**PROBLEM DESCRIPTION**
Please find all lines in the data that hold the string "document" and copy them.

--------------------------------------------------

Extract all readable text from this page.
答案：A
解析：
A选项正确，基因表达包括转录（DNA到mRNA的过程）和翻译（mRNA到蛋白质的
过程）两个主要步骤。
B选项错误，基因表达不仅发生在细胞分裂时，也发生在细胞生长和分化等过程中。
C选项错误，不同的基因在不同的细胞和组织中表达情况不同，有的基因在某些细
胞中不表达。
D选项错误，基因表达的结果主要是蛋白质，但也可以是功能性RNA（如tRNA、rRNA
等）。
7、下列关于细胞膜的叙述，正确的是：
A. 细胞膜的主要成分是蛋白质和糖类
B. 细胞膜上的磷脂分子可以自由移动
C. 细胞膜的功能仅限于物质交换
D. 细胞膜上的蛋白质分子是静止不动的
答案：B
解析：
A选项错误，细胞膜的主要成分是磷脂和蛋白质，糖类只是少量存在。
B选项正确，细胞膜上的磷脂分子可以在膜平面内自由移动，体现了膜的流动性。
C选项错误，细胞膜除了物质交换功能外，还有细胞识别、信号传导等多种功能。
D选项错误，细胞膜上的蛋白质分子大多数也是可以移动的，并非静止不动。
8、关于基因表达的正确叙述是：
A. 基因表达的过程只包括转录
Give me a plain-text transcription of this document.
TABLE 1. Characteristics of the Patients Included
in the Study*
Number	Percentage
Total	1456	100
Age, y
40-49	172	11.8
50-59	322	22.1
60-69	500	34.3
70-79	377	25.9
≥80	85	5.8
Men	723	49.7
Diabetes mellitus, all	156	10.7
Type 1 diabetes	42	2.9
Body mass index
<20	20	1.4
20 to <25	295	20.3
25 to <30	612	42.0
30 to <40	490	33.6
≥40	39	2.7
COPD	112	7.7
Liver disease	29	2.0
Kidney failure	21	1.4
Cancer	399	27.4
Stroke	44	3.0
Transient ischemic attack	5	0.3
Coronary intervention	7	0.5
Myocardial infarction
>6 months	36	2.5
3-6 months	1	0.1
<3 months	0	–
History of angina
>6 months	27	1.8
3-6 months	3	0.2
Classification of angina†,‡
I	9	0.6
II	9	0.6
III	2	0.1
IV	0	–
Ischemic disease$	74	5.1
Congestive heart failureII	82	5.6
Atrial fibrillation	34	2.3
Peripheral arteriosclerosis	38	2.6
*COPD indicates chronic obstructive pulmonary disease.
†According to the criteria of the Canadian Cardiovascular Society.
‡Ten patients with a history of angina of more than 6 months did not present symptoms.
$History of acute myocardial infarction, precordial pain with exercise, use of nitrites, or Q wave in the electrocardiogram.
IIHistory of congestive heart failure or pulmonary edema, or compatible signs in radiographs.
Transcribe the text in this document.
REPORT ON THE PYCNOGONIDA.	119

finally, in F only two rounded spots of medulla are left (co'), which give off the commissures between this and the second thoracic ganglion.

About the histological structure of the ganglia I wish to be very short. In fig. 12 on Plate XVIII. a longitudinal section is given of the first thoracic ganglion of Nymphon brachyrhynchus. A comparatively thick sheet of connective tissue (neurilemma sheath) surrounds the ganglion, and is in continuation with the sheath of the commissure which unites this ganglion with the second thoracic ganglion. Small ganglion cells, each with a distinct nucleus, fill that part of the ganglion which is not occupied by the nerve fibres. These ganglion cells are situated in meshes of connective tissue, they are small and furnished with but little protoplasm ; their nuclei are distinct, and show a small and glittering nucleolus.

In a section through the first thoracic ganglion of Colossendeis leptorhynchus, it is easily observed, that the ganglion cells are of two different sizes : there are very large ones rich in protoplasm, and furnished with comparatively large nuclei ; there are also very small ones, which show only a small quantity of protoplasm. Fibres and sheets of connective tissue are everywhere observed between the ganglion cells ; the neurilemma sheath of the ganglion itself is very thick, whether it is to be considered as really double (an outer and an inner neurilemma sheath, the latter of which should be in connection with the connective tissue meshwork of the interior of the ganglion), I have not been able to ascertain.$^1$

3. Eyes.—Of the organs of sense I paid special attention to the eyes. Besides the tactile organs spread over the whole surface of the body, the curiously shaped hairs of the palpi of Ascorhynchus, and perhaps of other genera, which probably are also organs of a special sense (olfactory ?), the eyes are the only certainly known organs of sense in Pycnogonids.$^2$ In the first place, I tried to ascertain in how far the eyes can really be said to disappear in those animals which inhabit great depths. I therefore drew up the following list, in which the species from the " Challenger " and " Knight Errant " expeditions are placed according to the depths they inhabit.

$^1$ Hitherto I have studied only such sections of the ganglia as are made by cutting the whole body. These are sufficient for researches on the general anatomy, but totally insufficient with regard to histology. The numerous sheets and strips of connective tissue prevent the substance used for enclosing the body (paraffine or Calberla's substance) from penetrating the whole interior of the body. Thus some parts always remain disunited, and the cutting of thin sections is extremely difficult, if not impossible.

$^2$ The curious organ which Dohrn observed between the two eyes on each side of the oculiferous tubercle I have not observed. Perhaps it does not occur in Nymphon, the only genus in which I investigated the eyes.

--------------------------------------------------

**RESPONSE TO THE EXERCISE**
Give me a plain-text transcription of this document.
Transcribe the text in this document.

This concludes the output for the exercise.